Source records
--- BEGIN ---
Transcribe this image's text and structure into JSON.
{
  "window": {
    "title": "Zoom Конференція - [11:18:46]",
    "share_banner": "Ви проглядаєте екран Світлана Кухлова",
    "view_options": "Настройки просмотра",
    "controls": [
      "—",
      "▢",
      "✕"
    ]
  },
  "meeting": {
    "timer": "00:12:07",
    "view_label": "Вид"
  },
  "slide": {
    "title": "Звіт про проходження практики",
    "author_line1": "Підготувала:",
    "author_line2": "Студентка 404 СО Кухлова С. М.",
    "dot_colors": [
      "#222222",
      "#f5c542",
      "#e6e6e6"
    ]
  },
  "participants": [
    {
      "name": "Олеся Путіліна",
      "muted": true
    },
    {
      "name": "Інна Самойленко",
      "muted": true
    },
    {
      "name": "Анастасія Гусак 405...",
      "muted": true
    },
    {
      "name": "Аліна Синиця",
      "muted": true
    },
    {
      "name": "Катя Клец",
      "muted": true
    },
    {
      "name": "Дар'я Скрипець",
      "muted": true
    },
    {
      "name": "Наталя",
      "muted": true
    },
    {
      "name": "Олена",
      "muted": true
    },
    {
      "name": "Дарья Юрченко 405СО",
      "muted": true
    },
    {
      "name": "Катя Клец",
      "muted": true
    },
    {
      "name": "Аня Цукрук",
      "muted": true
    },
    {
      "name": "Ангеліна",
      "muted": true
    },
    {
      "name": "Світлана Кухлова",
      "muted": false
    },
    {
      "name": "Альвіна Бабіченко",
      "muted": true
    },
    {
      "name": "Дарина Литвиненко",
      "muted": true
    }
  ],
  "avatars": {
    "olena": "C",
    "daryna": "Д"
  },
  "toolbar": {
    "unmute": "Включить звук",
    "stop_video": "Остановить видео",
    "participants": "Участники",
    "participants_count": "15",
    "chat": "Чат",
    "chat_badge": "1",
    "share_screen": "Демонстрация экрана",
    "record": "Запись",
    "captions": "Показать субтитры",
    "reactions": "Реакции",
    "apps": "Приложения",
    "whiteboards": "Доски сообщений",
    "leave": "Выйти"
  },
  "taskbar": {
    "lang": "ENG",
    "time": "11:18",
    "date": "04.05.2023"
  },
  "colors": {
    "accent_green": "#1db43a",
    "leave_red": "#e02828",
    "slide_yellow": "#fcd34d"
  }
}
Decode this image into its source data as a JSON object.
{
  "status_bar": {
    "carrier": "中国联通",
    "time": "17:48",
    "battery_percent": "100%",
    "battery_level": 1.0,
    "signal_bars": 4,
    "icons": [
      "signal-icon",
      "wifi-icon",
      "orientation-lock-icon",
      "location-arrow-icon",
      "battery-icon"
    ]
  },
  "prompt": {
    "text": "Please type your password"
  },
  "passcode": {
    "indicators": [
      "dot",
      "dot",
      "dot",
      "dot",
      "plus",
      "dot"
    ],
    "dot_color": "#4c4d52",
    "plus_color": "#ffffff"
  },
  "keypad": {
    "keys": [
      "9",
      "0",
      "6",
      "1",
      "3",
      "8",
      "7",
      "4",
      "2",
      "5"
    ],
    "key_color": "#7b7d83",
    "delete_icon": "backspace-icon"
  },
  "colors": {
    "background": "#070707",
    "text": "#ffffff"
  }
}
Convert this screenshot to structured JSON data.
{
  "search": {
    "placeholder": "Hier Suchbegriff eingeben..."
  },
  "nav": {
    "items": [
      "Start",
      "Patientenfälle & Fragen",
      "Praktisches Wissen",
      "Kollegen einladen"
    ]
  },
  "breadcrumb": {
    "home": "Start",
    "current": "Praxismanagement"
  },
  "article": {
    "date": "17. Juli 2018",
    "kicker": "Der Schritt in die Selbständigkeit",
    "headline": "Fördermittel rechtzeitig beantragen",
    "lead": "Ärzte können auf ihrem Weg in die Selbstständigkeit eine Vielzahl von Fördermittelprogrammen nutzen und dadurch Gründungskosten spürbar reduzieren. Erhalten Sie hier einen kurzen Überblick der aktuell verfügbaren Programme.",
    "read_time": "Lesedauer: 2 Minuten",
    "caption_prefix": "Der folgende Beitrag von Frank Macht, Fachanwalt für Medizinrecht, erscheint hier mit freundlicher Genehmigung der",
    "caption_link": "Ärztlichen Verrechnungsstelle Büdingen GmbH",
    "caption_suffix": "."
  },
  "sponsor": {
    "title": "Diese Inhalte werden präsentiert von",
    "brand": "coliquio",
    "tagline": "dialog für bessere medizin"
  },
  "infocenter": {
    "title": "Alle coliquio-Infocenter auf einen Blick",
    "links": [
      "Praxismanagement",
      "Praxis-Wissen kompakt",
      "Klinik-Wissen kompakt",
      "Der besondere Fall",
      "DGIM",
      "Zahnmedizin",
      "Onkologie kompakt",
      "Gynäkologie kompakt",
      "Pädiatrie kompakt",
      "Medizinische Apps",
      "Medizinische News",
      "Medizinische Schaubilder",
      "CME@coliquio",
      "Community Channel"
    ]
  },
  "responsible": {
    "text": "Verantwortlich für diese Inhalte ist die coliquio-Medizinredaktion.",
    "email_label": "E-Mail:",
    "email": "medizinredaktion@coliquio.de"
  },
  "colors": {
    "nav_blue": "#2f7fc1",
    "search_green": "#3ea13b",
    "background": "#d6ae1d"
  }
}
--- END ---
# Given problem
Gather up every line from the listing above in which the word "background" occurs.

# Result of the exercise
    "background": "#070707",
    "background": "#d6ae1d"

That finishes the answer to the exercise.